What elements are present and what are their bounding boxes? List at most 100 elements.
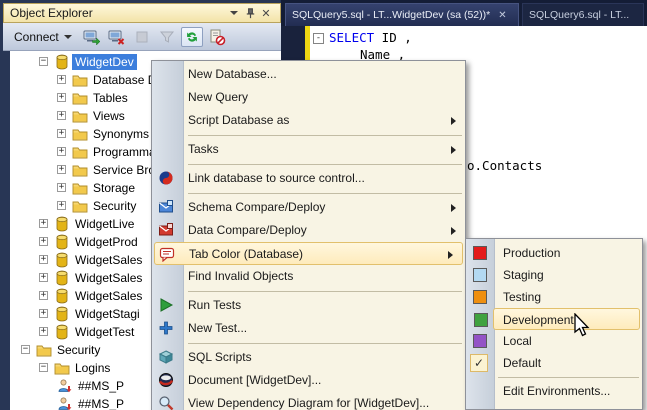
expand-icon[interactable]: +	[39, 291, 48, 300]
menu-item-link-database-to-source-control[interactable]: Link database to source control...	[152, 167, 465, 190]
expand-icon[interactable]: +	[57, 183, 66, 192]
menu-item-tab-color-database[interactable]: Tab Color (Database)	[154, 242, 463, 265]
menu-item-find-invalid-objects[interactable]: Find Invalid Objects	[152, 265, 465, 288]
menu-item-view-dependency-diagram-for-widgetdev[interactable]: View Dependency Diagram for [WidgetDev].…	[152, 392, 465, 410]
refresh-icon[interactable]	[181, 27, 203, 47]
submenu-arrow-icon	[451, 117, 456, 125]
expand-icon[interactable]: +	[57, 93, 66, 102]
tab-color-icon	[159, 246, 175, 262]
pin-icon[interactable]	[242, 5, 258, 21]
folder-icon	[72, 144, 88, 160]
new-test-icon	[158, 320, 174, 336]
menu-item-script-database-as[interactable]: Script Database as	[152, 109, 465, 132]
database-icon	[54, 324, 70, 340]
menu-item-label: Local	[503, 330, 532, 352]
expand-icon[interactable]: +	[57, 75, 66, 84]
connect-button[interactable]: Connect	[10, 28, 76, 46]
tree-item-label: Tables	[90, 90, 131, 106]
ssms-window: SQLQuery5.sql - LT...WidgetDev (sa (52))…	[0, 0, 647, 410]
tree-item-label: Logins	[72, 360, 113, 376]
tree-item-label: Security	[90, 198, 139, 214]
dependency-diagram-icon	[158, 395, 174, 410]
menu-item-label: Development	[503, 309, 574, 331]
tab-label: SQLQuery6.sql - LT...	[529, 9, 629, 21]
menu-item-label: New Database...	[188, 63, 277, 86]
menu-item-run-tests[interactable]: Run Tests	[152, 294, 465, 317]
source-control-icon	[158, 170, 174, 186]
connect-server-icon[interactable]	[81, 27, 103, 47]
folder-icon	[72, 126, 88, 142]
expand-icon[interactable]: +	[39, 219, 48, 228]
run-tests-icon	[158, 297, 174, 313]
expand-icon[interactable]: +	[39, 255, 48, 264]
submenu-item-production[interactable]: Production	[466, 242, 642, 264]
menu-item-tasks[interactable]: Tasks	[152, 138, 465, 161]
submenu-arrow-icon	[451, 146, 456, 154]
submenu-item-staging[interactable]: Staging	[466, 264, 642, 286]
block-script-icon[interactable]	[206, 27, 228, 47]
sql-keyword: SELECT	[329, 30, 374, 45]
database-icon	[54, 252, 70, 268]
menu-item-sql-scripts[interactable]: SQL Scripts	[152, 346, 465, 369]
expand-icon[interactable]: +	[39, 273, 48, 282]
collapse-icon[interactable]: −	[39, 57, 48, 66]
menu-item-label: View Dependency Diagram for [WidgetDev].…	[188, 392, 429, 410]
window-position-icon[interactable]	[226, 5, 242, 21]
expand-icon[interactable]: +	[39, 237, 48, 246]
collapse-icon[interactable]: −	[21, 345, 30, 354]
panel-title: Object Explorer	[10, 6, 93, 20]
submenu-item-default[interactable]: ✓ Default	[466, 352, 642, 374]
tree-item-label: WidgetProd	[72, 234, 141, 250]
menu-item-label: Testing	[503, 286, 541, 308]
tab-color-submenu: ProductionStagingTestingDevelopmentLocal…	[465, 238, 643, 410]
database-icon	[54, 288, 70, 304]
menu-item-new-test[interactable]: New Test...	[152, 317, 465, 340]
submenu-item-testing[interactable]: Testing	[466, 286, 642, 308]
document-tab-2[interactable]: SQLQuery6.sql - LT...	[522, 3, 644, 26]
expand-icon[interactable]: +	[39, 309, 48, 318]
folder-icon	[72, 108, 88, 124]
color-swatch-icon	[473, 246, 487, 260]
tree-item-label: WidgetStagi	[72, 306, 143, 322]
menu-item-label: Document [WidgetDev]...	[188, 369, 321, 392]
menu-item-new-database[interactable]: New Database...	[152, 63, 465, 86]
color-swatch-icon	[473, 290, 487, 304]
collapse-icon[interactable]: −	[39, 363, 48, 372]
menu-item-new-query[interactable]: New Query	[152, 86, 465, 109]
expand-icon[interactable]: +	[57, 201, 66, 210]
menu-item-label: Default	[503, 352, 541, 374]
expand-icon[interactable]: +	[57, 129, 66, 138]
tree-item-label: WidgetLive	[72, 216, 137, 232]
mouse-cursor	[574, 313, 592, 344]
submenu-item-development[interactable]: Development	[493, 308, 640, 330]
close-icon[interactable]: ✕	[258, 5, 274, 21]
menu-item-label: SQL Scripts	[188, 346, 252, 369]
close-tab-icon[interactable]: ✕	[498, 10, 506, 21]
expand-icon[interactable]: +	[39, 327, 48, 336]
color-swatch-icon	[473, 334, 487, 348]
tree-item-label: Synonyms	[90, 126, 152, 142]
menu-item-document-widgetdev[interactable]: Document [WidgetDev]...	[152, 369, 465, 392]
disconnect-server-icon[interactable]	[106, 27, 128, 47]
data-compare-icon	[158, 222, 174, 238]
tab-label: SQLQuery5.sql - LT...WidgetDev (sa (52))…	[292, 9, 490, 21]
expand-icon[interactable]: +	[57, 147, 66, 156]
tree-item-label: WidgetTest	[72, 324, 137, 340]
checkmark-icon: ✓	[470, 354, 488, 372]
tree-item-label: Storage	[90, 180, 138, 196]
schema-compare-icon	[158, 199, 174, 215]
document-tab-1[interactable]: SQLQuery5.sql - LT...WidgetDev (sa (52))…	[285, 3, 519, 26]
color-swatch-icon	[473, 268, 487, 282]
menu-item-data-compare-deploy[interactable]: Data Compare/Deploy	[152, 219, 465, 242]
filter-icon	[156, 27, 178, 47]
expand-icon[interactable]: +	[57, 165, 66, 174]
menu-item-label: Script Database as	[188, 109, 289, 132]
submenu-arrow-icon	[448, 251, 453, 259]
menu-item-schema-compare-deploy[interactable]: Schema Compare/Deploy	[152, 196, 465, 219]
submenu-item-local[interactable]: Local	[466, 330, 642, 352]
menu-item-label: Tab Color (Database)	[189, 243, 303, 266]
submenu-item-edit-environments[interactable]: Edit Environments...	[466, 380, 642, 402]
menu-item-label: Staging	[503, 264, 544, 286]
code-fold-toggle[interactable]: -	[313, 33, 324, 44]
expand-icon[interactable]: +	[57, 111, 66, 120]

==========

Can you copy out all of the records above line for line, leaving the pictures out?

What elements are present and what are their bounding boxes? List at most 100 elements.
expand-icon[interactable]: +	[39, 291, 48, 300]
menu-item-link-database-to-source-control[interactable]: Link database to source control...	[152, 167, 465, 190]
expand-icon[interactable]: +	[57, 183, 66, 192]
menu-item-tab-color-database[interactable]: Tab Color (Database)	[154, 242, 463, 265]
menu-item-find-invalid-objects[interactable]: Find Invalid Objects	[152, 265, 465, 288]
menu-item-view-dependency-diagram-for-widgetdev[interactable]: View Dependency Diagram for [WidgetDev].…	[152, 392, 465, 410]
refresh-icon[interactable]	[181, 27, 203, 47]
submenu-arrow-icon	[451, 117, 456, 125]
expand-icon[interactable]: +	[57, 93, 66, 102]
tab-color-icon	[159, 246, 175, 262]
pin-icon[interactable]	[242, 5, 258, 21]
folder-icon	[72, 144, 88, 160]
new-test-icon	[158, 320, 174, 336]
menu-item-script-database-as[interactable]: Script Database as	[152, 109, 465, 132]
database-icon	[54, 324, 70, 340]
menu-item-label: Local	[503, 330, 532, 352]
expand-icon[interactable]: +	[57, 75, 66, 84]
connect-button[interactable]: Connect	[10, 28, 76, 46]
tree-item-label: Tables	[90, 90, 131, 106]
ssms-window: SQLQuery5.sql - LT...WidgetDev (sa (52))…	[0, 0, 647, 410]
tree-item-label: Logins	[72, 360, 113, 376]
tree-item-label: Security	[90, 198, 139, 214]
dependency-diagram-icon	[158, 395, 174, 410]
menu-item-label: Development	[503, 309, 574, 331]
tab-label: SQLQuery6.sql - LT...	[529, 9, 629, 21]
menu-item-label: New Database...	[188, 63, 277, 86]
menu-item-run-tests[interactable]: Run Tests	[152, 294, 465, 317]
source-control-icon	[158, 170, 174, 186]
connect-server-icon[interactable]	[81, 27, 103, 47]
folder-icon	[72, 126, 88, 142]
expand-icon[interactable]: +	[39, 219, 48, 228]
run-tests-icon	[158, 297, 174, 313]
expand-icon[interactable]: +	[39, 255, 48, 264]
submenu-item-production[interactable]: Production	[466, 242, 642, 264]
menu-item-tasks[interactable]: Tasks	[152, 138, 465, 161]
submenu-arrow-icon	[451, 146, 456, 154]
submenu-item-staging[interactable]: Staging	[466, 264, 642, 286]
block-script-icon[interactable]	[206, 27, 228, 47]
sql-keyword: SELECT	[329, 30, 374, 45]
database-icon	[54, 252, 70, 268]
menu-item-sql-scripts[interactable]: SQL Scripts	[152, 346, 465, 369]
expand-icon[interactable]: +	[39, 273, 48, 282]
collapse-icon[interactable]: −	[39, 57, 48, 66]
menu-item-label: View Dependency Diagram for [WidgetDev].…	[188, 392, 429, 410]
window-position-icon[interactable]	[226, 5, 242, 21]
expand-icon[interactable]: +	[39, 237, 48, 246]
collapse-icon[interactable]: −	[21, 345, 30, 354]
panel-title: Object Explorer	[10, 6, 93, 20]
submenu-item-default[interactable]: ✓ Default	[466, 352, 642, 374]
tree-item-label: WidgetProd	[72, 234, 141, 250]
menu-item-label: Testing	[503, 286, 541, 308]
tab-color-submenu: ProductionStagingTestingDevelopmentLocal…	[465, 238, 643, 410]
database-icon	[54, 288, 70, 304]
menu-item-new-test[interactable]: New Test...	[152, 317, 465, 340]
submenu-item-testing[interactable]: Testing	[466, 286, 642, 308]
document-tab-2[interactable]: SQLQuery6.sql - LT...	[522, 3, 644, 26]
expand-icon[interactable]: +	[39, 309, 48, 318]
folder-icon	[72, 108, 88, 124]
color-swatch-icon	[473, 246, 487, 260]
tree-item-label: WidgetStagi	[72, 306, 143, 322]
menu-item-label: Document [WidgetDev]...	[188, 369, 321, 392]
menu-item-new-database[interactable]: New Database...	[152, 63, 465, 86]
color-swatch-icon	[473, 290, 487, 304]
collapse-icon[interactable]: −	[39, 363, 48, 372]
menu-item-new-query[interactable]: New Query	[152, 86, 465, 109]
expand-icon[interactable]: +	[57, 201, 66, 210]
menu-item-label: Default	[503, 352, 541, 374]
expand-icon[interactable]: +	[57, 129, 66, 138]
tree-item-label: WidgetLive	[72, 216, 137, 232]
mouse-cursor	[574, 313, 592, 344]
submenu-item-development[interactable]: Development	[493, 308, 640, 330]
close-icon[interactable]: ✕	[258, 5, 274, 21]
menu-item-label: SQL Scripts	[188, 346, 252, 369]
close-tab-icon[interactable]: ✕	[498, 10, 506, 21]
expand-icon[interactable]: +	[39, 327, 48, 336]
color-swatch-icon	[473, 334, 487, 348]
tree-item-label: Synonyms	[90, 126, 152, 142]
menu-item-document-widgetdev[interactable]: Document [WidgetDev]...	[152, 369, 465, 392]
disconnect-server-icon[interactable]	[106, 27, 128, 47]
data-compare-icon	[158, 222, 174, 238]
tab-label: SQLQuery5.sql - LT...WidgetDev (sa (52))…	[292, 9, 490, 21]
expand-icon[interactable]: +	[57, 147, 66, 156]
tree-item-label: WidgetTest	[72, 324, 137, 340]
checkmark-icon: ✓	[470, 354, 488, 372]
tree-item-label: Storage	[90, 180, 138, 196]
schema-compare-icon	[158, 199, 174, 215]
document-tab-1[interactable]: SQLQuery5.sql - LT...WidgetDev (sa (52))…	[285, 3, 519, 26]
color-swatch-icon	[473, 268, 487, 282]
menu-item-data-compare-deploy[interactable]: Data Compare/Deploy	[152, 219, 465, 242]
filter-icon	[156, 27, 178, 47]
expand-icon[interactable]: +	[57, 165, 66, 174]
menu-item-label: Script Database as	[188, 109, 289, 132]
submenu-arrow-icon	[448, 251, 453, 259]
menu-item-schema-compare-deploy[interactable]: Schema Compare/Deploy	[152, 196, 465, 219]
submenu-item-local[interactable]: Local	[466, 330, 642, 352]
menu-item-label: Tab Color (Database)	[189, 243, 303, 266]
submenu-item-edit-environments[interactable]: Edit Environments...	[466, 380, 642, 402]
menu-item-label: Staging	[503, 264, 544, 286]
code-fold-toggle[interactable]: -	[313, 33, 324, 44]
expand-icon[interactable]: +	[57, 111, 66, 120]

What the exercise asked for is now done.